▶ Prompt: Output the records exactly. Include every line.

▶ Material provided:
[start]
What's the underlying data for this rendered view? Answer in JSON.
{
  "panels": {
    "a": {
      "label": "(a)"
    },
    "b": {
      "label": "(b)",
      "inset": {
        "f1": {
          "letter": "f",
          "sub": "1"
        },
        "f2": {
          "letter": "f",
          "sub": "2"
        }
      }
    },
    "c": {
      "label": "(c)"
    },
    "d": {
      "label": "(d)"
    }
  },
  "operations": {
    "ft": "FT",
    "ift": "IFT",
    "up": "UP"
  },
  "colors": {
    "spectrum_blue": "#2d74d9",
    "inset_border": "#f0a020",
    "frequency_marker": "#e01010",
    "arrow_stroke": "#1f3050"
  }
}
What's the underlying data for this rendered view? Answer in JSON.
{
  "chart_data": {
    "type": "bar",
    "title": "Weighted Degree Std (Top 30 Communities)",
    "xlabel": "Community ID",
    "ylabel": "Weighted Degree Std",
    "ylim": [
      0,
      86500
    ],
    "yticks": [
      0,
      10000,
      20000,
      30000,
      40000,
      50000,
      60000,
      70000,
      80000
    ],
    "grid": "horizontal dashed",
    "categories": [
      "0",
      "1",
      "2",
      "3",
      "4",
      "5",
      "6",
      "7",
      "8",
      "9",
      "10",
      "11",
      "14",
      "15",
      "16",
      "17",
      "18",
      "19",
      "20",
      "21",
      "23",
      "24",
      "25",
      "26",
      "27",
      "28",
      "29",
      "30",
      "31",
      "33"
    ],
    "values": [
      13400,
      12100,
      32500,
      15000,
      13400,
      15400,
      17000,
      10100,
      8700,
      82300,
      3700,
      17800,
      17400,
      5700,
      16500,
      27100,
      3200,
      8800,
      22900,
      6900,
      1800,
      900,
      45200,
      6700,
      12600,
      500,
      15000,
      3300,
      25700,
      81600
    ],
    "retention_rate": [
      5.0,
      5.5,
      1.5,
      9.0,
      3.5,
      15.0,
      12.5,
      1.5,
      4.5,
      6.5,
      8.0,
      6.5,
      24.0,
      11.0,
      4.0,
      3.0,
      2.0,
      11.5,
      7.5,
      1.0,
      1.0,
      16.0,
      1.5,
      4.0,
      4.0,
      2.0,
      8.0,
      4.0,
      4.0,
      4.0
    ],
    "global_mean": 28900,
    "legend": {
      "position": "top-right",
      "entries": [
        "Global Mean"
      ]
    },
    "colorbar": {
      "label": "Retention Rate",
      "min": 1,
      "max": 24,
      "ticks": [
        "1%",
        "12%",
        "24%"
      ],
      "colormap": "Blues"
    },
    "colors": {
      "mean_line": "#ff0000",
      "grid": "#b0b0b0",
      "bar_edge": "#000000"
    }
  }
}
[end]
▶ Response to this task:
What's the underlying data for this rendered view? Answer in JSON.
{
  "panels": {
    "a": {
      "label": "(a)"
    },
    "b": {
      "label": "(b)",
      "inset": {
        "f1": {
          "letter": "f",
          "sub": "1"
        },
        "f2": {
          "letter": "f",
          "sub": "2"
        }
      }
    },
    "c": {
      "label": "(c)"
    },
    "d": {
      "label": "(d)"
    }
  },
  "operations": {
    "ft": "FT",
    "ift": "IFT",
    "up": "UP"
  },
  "colors": {
    "spectrum_blue": "#2d74d9",
    "inset_border": "#f0a020",
    "frequency_marker": "#e01010",
    "arrow_stroke": "#1f3050"
  }
}
What's the underlying data for this rendered view? Answer in JSON.
{
  "chart_data": {
    "type": "bar",
    "title": "Weighted Degree Std (Top 30 Communities)",
    "xlabel": "Community ID",
    "ylabel": "Weighted Degree Std",
    "ylim": [
      0,
      86500
    ],
    "yticks": [
      0,
      10000,
      20000,
      30000,
      40000,
      50000,
      60000,
      70000,
      80000
    ],
    "grid": "horizontal dashed",
    "categories": [
      "0",
      "1",
      "2",
      "3",
      "4",
      "5",
      "6",
      "7",
      "8",
      "9",
      "10",
      "11",
      "14",
      "15",
      "16",
      "17",
      "18",
      "19",
      "20",
      "21",
      "23",
      "24",
      "25",
      "26",
      "27",
      "28",
      "29",
      "30",
      "31",
      "33"
    ],
    "values": [
      13400,
      12100,
      32500,
      15000,
      13400,
      15400,
      17000,
      10100,
      8700,
      82300,
      3700,
      17800,
      17400,
      5700,
      16500,
      27100,
      3200,
      8800,
      22900,
      6900,
      1800,
      900,
      45200,
      6700,
      12600,
      500,
      15000,
      3300,
      25700,
      81600
    ],
    "retention_rate": [
      5.0,
      5.5,
      1.5,
      9.0,
      3.5,
      15.0,
      12.5,
      1.5,
      4.5,
      6.5,
      8.0,
      6.5,
      24.0,
      11.0,
      4.0,
      3.0,
      2.0,
      11.5,
      7.5,
      1.0,
      1.0,
      16.0,
      1.5,
      4.0,
      4.0,
      2.0,
      8.0,
      4.0,
      4.0,
      4.0
    ],
    "global_mean": 28900,
    "legend": {
      "position": "top-right",
      "entries": [
        "Global Mean"
      ]
    },
    "colorbar": {
      "label": "Retention Rate",
      "min": 1,
      "max": 24,
      "ticks": [
        "1%",
        "12%",
        "24%"
      ],
      "colormap": "Blues"
    },
    "colors": {
      "mean_line": "#ff0000",
      "grid": "#b0b0b0",
      "bar_edge": "#000000"
    }
  }
}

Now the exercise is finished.